YOUR GOAL>
Find each line with the string "Matthiessen" and copy it.

-- begin ENTRIES SUPPLIED --

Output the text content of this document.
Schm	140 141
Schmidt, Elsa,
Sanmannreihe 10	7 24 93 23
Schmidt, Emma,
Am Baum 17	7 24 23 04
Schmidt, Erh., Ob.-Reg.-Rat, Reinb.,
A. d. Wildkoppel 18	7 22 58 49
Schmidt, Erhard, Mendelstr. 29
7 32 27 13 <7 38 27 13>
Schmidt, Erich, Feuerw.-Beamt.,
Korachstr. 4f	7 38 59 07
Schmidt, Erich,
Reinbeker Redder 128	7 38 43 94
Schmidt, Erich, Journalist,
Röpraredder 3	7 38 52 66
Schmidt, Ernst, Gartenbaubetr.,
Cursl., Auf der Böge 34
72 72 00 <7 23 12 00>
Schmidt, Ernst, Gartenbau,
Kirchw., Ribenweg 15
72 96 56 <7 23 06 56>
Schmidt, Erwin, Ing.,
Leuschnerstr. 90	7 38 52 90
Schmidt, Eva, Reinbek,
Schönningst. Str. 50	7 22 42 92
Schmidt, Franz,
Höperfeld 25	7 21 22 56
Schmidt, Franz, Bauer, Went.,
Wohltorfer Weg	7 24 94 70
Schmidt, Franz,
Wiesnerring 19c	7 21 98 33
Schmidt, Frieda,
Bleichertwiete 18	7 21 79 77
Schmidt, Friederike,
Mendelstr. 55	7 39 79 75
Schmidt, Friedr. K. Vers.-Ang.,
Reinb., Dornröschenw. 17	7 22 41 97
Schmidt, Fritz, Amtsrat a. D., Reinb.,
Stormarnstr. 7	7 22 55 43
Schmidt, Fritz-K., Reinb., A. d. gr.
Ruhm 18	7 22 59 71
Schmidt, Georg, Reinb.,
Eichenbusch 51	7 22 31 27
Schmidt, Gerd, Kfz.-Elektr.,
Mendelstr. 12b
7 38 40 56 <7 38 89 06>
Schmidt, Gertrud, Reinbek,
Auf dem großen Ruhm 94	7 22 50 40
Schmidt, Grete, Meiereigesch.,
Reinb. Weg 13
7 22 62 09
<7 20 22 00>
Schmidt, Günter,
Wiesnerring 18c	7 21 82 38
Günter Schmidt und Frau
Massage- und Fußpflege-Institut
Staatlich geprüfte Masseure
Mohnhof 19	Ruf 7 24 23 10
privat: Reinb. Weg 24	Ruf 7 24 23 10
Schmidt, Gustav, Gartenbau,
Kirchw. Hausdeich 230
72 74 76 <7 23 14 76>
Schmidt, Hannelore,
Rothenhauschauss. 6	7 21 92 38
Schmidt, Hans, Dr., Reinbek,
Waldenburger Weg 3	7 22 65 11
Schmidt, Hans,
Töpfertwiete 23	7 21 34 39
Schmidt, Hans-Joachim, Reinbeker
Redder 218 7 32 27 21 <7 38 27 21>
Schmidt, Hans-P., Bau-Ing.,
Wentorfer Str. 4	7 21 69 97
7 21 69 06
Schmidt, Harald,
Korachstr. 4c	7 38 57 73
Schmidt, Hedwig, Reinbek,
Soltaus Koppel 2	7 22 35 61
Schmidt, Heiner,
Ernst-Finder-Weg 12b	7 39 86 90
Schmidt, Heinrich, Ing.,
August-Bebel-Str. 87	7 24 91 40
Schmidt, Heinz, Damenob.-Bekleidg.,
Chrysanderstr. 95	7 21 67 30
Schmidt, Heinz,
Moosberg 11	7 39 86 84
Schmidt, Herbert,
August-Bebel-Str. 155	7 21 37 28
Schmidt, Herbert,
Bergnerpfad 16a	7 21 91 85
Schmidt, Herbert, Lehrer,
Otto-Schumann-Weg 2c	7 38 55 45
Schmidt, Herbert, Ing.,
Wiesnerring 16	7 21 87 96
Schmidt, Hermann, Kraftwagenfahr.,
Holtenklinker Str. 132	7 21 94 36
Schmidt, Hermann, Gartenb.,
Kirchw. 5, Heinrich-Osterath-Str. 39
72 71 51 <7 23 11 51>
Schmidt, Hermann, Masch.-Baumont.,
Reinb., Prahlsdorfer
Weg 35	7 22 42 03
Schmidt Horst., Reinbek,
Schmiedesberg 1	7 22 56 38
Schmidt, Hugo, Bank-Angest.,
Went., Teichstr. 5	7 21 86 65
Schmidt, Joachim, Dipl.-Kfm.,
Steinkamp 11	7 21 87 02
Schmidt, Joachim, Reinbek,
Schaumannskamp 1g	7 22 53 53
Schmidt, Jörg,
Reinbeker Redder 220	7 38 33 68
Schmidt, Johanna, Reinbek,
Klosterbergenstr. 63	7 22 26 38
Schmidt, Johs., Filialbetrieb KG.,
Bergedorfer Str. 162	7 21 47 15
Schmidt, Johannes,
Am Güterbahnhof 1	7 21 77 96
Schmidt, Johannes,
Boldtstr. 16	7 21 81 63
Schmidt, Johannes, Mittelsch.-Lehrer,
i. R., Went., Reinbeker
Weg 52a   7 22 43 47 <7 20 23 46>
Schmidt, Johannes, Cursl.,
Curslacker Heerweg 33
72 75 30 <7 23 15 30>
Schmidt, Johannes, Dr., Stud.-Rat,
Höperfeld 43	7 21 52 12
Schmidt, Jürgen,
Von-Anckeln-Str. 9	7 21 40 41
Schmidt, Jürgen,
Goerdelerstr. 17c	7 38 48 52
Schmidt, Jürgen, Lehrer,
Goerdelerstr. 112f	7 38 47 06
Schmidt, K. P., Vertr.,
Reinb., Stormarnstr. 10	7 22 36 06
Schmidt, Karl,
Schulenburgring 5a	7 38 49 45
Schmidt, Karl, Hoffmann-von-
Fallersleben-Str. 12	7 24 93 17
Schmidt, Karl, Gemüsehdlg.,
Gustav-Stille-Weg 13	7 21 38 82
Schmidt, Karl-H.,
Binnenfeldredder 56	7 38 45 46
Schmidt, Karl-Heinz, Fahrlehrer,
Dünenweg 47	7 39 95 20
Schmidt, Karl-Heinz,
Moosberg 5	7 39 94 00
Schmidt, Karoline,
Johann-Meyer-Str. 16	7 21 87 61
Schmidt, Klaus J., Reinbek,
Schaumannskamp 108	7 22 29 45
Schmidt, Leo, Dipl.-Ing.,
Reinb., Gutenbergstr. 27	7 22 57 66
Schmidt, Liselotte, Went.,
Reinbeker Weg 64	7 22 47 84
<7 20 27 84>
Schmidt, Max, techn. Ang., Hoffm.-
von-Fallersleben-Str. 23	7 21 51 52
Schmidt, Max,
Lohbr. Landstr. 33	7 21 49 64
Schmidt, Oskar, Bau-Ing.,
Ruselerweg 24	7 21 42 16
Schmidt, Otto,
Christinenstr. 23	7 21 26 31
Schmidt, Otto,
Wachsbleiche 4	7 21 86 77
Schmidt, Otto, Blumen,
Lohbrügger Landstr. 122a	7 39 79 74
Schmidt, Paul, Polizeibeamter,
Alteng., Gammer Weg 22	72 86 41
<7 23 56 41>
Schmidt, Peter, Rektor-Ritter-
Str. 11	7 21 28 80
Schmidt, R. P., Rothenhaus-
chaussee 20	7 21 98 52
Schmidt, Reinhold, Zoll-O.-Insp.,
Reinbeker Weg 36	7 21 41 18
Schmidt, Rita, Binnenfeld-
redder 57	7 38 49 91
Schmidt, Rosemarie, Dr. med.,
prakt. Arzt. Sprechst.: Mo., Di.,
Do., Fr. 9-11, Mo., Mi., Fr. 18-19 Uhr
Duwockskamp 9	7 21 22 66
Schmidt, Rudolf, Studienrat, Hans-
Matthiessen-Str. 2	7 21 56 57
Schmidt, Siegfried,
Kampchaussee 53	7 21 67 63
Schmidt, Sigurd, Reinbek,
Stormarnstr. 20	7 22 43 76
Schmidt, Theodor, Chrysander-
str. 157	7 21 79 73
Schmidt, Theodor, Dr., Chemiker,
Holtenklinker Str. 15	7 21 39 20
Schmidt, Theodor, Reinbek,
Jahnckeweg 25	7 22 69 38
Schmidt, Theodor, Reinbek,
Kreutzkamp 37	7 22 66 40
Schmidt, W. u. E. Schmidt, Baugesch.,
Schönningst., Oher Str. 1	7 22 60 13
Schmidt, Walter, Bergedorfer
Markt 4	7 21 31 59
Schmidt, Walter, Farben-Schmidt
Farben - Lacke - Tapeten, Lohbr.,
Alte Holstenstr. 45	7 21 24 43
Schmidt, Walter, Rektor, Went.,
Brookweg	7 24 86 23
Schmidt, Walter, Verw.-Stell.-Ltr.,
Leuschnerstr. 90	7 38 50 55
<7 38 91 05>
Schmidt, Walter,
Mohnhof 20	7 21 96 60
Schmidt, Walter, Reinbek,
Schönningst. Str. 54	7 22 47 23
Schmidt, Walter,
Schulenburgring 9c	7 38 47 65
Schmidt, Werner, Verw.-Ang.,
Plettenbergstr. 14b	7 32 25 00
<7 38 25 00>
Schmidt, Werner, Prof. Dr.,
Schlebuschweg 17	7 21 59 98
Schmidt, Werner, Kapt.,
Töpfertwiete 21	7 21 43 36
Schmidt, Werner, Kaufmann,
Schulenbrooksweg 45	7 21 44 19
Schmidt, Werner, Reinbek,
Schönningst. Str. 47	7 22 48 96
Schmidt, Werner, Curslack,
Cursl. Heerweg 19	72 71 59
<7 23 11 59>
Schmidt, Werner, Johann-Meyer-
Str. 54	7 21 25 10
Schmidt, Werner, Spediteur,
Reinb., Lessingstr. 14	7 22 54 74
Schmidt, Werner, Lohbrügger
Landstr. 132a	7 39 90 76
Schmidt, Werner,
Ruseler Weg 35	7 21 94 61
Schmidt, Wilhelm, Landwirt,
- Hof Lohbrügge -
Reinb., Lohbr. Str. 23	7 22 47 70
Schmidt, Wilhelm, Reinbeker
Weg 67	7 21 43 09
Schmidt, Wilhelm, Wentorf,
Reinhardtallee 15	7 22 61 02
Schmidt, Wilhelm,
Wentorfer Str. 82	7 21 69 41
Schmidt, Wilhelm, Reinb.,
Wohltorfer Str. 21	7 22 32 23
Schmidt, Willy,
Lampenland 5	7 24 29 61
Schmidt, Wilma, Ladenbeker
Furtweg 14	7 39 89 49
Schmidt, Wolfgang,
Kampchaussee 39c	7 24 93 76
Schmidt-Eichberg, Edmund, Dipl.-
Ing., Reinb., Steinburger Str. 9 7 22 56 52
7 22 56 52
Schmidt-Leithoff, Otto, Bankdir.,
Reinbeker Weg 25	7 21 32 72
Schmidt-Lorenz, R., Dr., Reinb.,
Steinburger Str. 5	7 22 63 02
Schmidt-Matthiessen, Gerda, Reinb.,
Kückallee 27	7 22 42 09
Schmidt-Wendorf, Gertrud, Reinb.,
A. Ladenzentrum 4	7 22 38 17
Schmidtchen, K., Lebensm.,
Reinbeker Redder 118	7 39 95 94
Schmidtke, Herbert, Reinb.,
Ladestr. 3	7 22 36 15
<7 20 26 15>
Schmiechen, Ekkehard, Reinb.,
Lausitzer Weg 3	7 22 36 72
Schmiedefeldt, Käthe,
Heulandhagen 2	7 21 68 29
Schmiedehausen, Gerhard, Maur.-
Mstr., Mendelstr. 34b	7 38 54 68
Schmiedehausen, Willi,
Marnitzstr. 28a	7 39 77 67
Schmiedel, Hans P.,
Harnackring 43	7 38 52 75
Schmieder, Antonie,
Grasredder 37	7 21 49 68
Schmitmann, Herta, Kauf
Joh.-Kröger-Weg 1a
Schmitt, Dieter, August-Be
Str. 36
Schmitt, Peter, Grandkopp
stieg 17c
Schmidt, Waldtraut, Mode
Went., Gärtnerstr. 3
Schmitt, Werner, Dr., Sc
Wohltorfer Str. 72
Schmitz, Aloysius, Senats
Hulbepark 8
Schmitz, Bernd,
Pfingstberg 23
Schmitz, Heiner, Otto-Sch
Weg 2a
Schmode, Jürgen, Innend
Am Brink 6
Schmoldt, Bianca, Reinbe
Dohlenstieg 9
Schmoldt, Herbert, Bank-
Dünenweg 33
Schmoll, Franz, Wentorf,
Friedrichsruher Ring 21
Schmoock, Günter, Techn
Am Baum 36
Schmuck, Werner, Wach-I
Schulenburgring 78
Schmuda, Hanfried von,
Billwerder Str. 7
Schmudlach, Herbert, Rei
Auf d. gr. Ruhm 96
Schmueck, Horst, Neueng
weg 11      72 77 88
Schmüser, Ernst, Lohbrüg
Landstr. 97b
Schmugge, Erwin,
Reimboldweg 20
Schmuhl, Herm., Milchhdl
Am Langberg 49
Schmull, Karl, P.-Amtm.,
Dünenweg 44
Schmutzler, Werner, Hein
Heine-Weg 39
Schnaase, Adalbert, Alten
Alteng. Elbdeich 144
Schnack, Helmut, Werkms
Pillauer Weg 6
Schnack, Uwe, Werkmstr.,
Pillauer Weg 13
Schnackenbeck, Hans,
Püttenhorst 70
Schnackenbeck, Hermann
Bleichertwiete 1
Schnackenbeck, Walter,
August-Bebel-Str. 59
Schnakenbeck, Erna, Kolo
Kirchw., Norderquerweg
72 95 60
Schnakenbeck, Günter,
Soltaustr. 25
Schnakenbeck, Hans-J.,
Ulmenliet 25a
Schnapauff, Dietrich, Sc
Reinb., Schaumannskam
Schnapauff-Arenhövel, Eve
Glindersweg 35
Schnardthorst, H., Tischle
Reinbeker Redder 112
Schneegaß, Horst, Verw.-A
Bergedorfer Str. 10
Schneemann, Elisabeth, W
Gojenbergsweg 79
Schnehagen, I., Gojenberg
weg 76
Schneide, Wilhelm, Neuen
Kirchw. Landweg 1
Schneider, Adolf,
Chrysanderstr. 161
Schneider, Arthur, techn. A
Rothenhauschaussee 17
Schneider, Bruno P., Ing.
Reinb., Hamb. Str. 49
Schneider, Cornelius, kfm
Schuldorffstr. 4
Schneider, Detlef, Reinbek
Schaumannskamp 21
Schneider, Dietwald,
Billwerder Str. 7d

-- end ENTRIES SUPPLIED --

ANSWER TO THE EXERCISE>
Matthiessen-Str. 2	7 21 56 57
Schmidt-Matthiessen, Gerda, Reinb.,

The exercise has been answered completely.